# Problem details
Return the listing below exactly, with the pictures dropped.

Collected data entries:

◇ ◇ ◇ ◇

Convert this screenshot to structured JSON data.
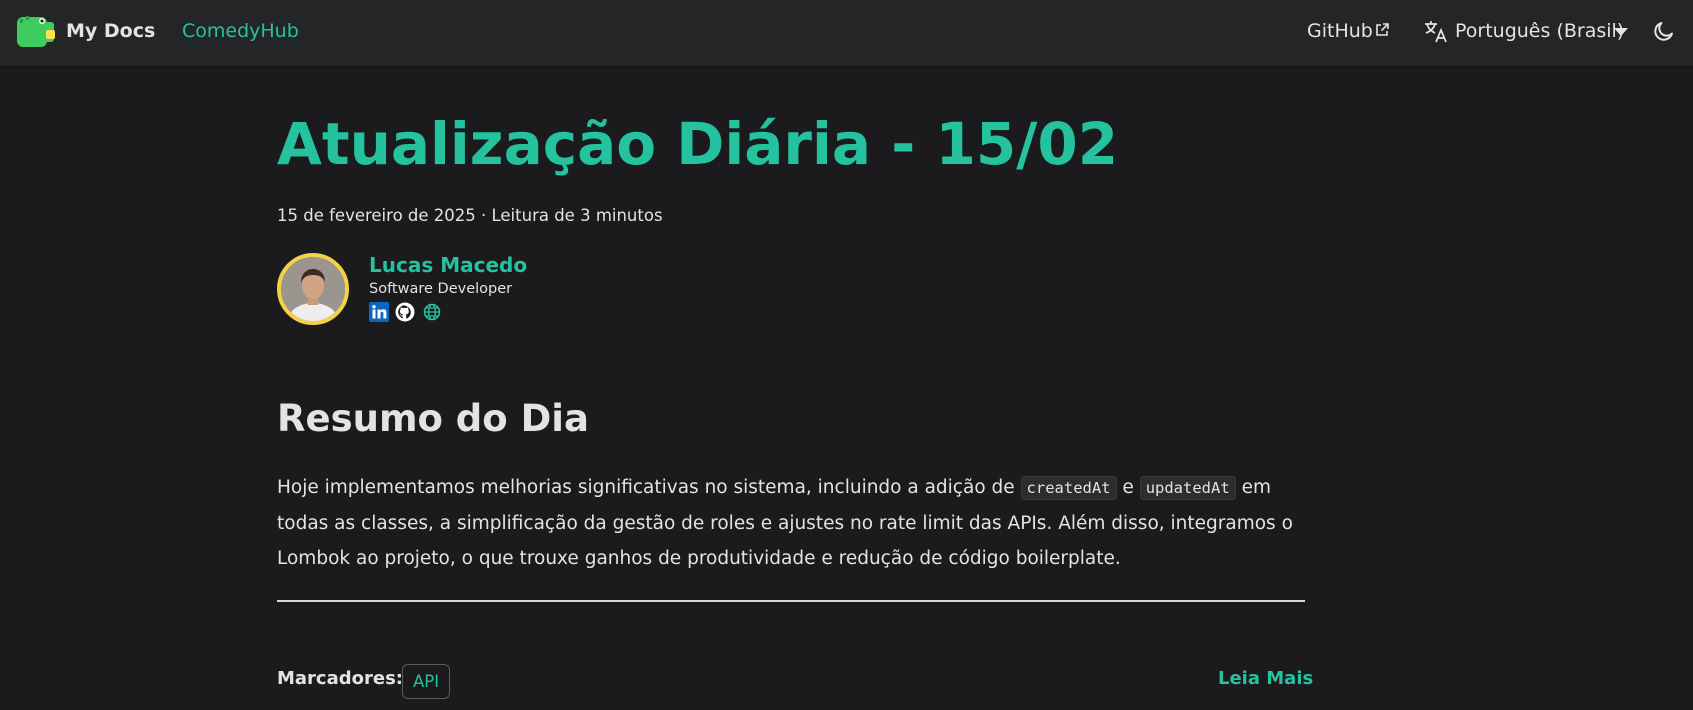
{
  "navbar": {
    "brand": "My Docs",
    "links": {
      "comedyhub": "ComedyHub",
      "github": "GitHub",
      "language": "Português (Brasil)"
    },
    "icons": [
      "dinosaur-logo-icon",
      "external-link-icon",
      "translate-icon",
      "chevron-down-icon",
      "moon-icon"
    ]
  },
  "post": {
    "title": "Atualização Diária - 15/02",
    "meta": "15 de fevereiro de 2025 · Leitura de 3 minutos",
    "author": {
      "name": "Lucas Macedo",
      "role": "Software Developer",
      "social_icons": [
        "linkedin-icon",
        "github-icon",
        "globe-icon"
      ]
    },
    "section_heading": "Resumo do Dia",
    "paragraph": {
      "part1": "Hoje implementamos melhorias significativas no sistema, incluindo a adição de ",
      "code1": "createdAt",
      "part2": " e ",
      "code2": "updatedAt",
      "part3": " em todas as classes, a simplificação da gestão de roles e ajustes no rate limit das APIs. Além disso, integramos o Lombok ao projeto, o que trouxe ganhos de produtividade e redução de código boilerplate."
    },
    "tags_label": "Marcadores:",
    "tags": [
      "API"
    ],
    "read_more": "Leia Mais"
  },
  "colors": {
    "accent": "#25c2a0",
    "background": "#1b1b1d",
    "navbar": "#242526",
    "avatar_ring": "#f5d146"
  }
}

◇ ◇ ◇ ◇

# Solution
Convert this screenshot to structured JSON data.
{
  "navbar": {
    "brand": "My Docs",
    "links": {
      "comedyhub": "ComedyHub",
      "github": "GitHub",
      "language": "Português (Brasil)"
    },
    "icons": [
      "dinosaur-logo-icon",
      "external-link-icon",
      "translate-icon",
      "chevron-down-icon",
      "moon-icon"
    ]
  },
  "post": {
    "title": "Atualização Diária - 15/02",
    "meta": "15 de fevereiro de 2025 · Leitura de 3 minutos",
    "author": {
      "name": "Lucas Macedo",
      "role": "Software Developer",
      "social_icons": [
        "linkedin-icon",
        "github-icon",
        "globe-icon"
      ]
    },
    "section_heading": "Resumo do Dia",
    "paragraph": {
      "part1": "Hoje implementamos melhorias significativas no sistema, incluindo a adição de ",
      "code1": "createdAt",
      "part2": " e ",
      "code2": "updatedAt",
      "part3": " em todas as classes, a simplificação da gestão de roles e ajustes no rate limit das APIs. Além disso, integramos o Lombok ao projeto, o que trouxe ganhos de produtividade e redução de código boilerplate."
    },
    "tags_label": "Marcadores:",
    "tags": [
      "API"
    ],
    "read_more": "Leia Mais"
  },
  "colors": {
    "accent": "#25c2a0",
    "background": "#1b1b1d",
    "navbar": "#242526",
    "avatar_ring": "#f5d146"
  }
}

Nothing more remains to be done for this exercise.